*Short exercise*
Reproduce the data that follows in its entirety, character for character.

*Data in this exercise*
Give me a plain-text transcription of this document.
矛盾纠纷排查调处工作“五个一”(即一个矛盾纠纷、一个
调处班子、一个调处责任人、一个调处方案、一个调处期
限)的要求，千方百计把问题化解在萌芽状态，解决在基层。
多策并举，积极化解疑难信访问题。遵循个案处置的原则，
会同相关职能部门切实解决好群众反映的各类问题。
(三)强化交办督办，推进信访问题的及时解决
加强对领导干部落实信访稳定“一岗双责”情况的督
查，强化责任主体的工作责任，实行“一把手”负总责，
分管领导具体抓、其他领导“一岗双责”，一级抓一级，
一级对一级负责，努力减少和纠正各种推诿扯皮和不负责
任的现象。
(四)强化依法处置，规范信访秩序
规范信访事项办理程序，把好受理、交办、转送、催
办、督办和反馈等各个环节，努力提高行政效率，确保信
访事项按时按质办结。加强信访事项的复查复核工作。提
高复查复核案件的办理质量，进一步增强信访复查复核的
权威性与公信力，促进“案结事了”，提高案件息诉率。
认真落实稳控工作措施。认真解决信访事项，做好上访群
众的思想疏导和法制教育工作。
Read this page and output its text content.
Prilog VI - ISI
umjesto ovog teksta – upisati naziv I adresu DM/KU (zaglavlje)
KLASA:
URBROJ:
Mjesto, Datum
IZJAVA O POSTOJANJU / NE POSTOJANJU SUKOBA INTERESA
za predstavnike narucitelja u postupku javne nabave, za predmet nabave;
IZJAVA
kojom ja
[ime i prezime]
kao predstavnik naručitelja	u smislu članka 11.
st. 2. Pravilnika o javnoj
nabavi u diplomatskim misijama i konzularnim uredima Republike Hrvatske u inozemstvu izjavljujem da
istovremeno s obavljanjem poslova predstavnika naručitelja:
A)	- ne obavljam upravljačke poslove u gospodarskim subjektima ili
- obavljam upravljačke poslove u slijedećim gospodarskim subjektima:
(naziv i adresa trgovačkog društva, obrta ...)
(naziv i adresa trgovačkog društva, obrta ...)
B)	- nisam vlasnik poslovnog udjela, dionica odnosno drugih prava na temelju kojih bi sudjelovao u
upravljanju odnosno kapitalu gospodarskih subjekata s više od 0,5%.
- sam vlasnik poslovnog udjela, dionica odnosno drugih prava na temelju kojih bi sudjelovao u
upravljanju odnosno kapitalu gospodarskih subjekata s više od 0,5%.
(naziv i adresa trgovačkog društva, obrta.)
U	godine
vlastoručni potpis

*Response to this task*
Give me a plain-text transcription of this document.
矛盾纠纷排查调处工作“五个一”(即一个矛盾纠纷、一个
调处班子、一个调处责任人、一个调处方案、一个调处期
限)的要求，千方百计把问题化解在萌芽状态，解决在基层。
多策并举，积极化解疑难信访问题。遵循个案处置的原则，
会同相关职能部门切实解决好群众反映的各类问题。
(三)强化交办督办，推进信访问题的及时解决
加强对领导干部落实信访稳定“一岗双责”情况的督
查，强化责任主体的工作责任，实行“一把手”负总责，
分管领导具体抓、其他领导“一岗双责”，一级抓一级，
一级对一级负责，努力减少和纠正各种推诿扯皮和不负责
任的现象。
(四)强化依法处置，规范信访秩序
规范信访事项办理程序，把好受理、交办、转送、催
办、督办和反馈等各个环节，努力提高行政效率，确保信
访事项按时按质办结。加强信访事项的复查复核工作。提
高复查复核案件的办理质量，进一步增强信访复查复核的
权威性与公信力，促进“案结事了”，提高案件息诉率。
认真落实稳控工作措施。认真解决信访事项，做好上访群
众的思想疏导和法制教育工作。
Read this page and output its text content.
Prilog VI - ISI
umjesto ovog teksta – upisati naziv I adresu DM/KU (zaglavlje)
KLASA:
URBROJ:
Mjesto, Datum
IZJAVA O POSTOJANJU / NE POSTOJANJU SUKOBA INTERESA
za predstavnike narucitelja u postupku javne nabave, za predmet nabave;
IZJAVA
kojom ja
[ime i prezime]
kao predstavnik naručitelja	u smislu članka 11.
st. 2. Pravilnika o javnoj
nabavi u diplomatskim misijama i konzularnim uredima Republike Hrvatske u inozemstvu izjavljujem da
istovremeno s obavljanjem poslova predstavnika naručitelja:
A)	- ne obavljam upravljačke poslove u gospodarskim subjektima ili
- obavljam upravljačke poslove u slijedećim gospodarskim subjektima:
(naziv i adresa trgovačkog društva, obrta ...)
(naziv i adresa trgovačkog društva, obrta ...)
B)	- nisam vlasnik poslovnog udjela, dionica odnosno drugih prava na temelju kojih bi sudjelovao u
upravljanju odnosno kapitalu gospodarskih subjekata s više od 0,5%.
- sam vlasnik poslovnog udjela, dionica odnosno drugih prava na temelju kojih bi sudjelovao u
upravljanju odnosno kapitalu gospodarskih subjekata s više od 0,5%.
(naziv i adresa trgovačkog društva, obrta.)
U	godine
vlastoručni potpis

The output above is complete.